DESCRIPTION OF THE TASK – Wherever the word "text" turns up in a line of the entries, copy that line.

SUPPLIED DATA –

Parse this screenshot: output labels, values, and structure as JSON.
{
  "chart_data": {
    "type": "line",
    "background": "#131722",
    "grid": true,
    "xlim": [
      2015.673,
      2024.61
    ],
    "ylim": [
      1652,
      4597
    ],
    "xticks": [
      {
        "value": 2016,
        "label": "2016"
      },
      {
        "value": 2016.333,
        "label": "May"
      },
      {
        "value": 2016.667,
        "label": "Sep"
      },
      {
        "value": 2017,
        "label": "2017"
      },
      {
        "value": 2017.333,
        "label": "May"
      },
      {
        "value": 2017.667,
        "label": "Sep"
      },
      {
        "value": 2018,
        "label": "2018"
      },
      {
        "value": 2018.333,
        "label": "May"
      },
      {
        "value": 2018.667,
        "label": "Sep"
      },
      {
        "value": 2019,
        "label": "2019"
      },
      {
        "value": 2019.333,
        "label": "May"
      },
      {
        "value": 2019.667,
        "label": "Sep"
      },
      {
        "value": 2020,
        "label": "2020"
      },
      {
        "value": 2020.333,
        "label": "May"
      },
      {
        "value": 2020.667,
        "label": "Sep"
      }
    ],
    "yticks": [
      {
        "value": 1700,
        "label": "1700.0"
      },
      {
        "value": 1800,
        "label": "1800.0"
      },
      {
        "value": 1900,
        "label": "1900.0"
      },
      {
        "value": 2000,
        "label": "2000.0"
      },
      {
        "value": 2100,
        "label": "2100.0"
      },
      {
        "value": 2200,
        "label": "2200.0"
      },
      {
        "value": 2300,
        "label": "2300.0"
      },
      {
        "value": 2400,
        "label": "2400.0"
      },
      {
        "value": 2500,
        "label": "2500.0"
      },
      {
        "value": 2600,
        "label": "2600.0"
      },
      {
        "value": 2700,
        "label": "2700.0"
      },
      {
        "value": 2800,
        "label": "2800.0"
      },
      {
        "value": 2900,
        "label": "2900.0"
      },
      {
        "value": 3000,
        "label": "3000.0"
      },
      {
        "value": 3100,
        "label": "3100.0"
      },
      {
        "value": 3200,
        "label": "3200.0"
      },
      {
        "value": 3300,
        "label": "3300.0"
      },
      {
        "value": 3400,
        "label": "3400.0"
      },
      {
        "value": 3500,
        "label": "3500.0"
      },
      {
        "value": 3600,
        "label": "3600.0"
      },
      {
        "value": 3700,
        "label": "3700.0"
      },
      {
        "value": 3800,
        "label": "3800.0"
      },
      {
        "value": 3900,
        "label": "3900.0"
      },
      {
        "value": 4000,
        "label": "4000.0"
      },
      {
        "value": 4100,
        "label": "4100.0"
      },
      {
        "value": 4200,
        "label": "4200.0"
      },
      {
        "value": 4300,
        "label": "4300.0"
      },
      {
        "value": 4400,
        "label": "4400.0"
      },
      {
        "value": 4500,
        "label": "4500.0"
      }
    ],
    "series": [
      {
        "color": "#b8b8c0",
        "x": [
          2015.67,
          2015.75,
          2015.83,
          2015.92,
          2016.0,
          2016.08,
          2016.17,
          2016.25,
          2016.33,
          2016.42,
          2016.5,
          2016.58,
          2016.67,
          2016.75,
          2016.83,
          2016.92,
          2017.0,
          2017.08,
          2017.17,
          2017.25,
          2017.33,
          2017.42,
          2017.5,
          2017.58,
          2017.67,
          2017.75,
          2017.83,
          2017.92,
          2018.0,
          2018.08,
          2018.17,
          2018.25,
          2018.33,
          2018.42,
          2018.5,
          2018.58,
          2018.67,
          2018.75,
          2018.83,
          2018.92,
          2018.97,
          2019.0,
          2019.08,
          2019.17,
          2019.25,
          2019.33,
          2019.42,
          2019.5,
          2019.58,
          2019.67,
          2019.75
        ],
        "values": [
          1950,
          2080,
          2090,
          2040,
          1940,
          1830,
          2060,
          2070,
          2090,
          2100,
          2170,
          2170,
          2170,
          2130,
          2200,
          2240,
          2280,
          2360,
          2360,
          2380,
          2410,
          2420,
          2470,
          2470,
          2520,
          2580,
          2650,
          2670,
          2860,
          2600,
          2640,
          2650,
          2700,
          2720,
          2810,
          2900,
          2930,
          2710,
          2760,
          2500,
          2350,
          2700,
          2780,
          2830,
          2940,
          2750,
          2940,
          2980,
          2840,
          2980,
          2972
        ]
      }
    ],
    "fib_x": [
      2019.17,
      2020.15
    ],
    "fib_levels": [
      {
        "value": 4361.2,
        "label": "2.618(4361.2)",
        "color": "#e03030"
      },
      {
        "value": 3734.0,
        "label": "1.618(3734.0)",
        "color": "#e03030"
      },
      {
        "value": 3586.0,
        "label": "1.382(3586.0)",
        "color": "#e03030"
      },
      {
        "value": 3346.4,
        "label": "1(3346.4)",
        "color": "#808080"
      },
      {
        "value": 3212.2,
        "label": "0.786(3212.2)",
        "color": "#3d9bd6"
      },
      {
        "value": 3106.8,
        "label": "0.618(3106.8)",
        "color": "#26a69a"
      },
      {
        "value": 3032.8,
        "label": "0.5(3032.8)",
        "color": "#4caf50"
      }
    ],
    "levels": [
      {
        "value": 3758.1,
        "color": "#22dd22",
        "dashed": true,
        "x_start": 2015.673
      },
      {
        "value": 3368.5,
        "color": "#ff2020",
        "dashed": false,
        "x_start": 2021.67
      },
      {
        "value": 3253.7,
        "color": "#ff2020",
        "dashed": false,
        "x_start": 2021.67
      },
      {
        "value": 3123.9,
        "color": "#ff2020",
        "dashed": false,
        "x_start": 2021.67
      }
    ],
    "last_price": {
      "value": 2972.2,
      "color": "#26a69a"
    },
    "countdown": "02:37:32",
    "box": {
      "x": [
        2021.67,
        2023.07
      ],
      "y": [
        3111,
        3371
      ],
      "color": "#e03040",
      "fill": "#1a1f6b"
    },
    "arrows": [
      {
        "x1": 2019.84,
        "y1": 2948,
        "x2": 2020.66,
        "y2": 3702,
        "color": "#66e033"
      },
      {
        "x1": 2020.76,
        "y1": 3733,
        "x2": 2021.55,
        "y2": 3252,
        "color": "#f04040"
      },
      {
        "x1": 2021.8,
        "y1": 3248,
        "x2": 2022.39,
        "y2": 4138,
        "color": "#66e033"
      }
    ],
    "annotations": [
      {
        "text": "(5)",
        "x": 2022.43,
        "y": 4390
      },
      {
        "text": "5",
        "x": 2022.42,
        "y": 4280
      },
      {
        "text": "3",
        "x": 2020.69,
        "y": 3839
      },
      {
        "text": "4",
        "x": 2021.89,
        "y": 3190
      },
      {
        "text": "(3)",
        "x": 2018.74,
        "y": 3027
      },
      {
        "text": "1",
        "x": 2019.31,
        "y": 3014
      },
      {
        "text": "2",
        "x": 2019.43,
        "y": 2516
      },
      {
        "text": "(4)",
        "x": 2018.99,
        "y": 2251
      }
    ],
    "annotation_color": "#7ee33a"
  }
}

OUTPUT FOR THIS EXERCISE –
        "text": "(5)",
        "text": "5",
        "text": "3",
        "text": "4",
        "text": "(3)",
        "text": "1",
        "text": "2",
        "text": "(4)",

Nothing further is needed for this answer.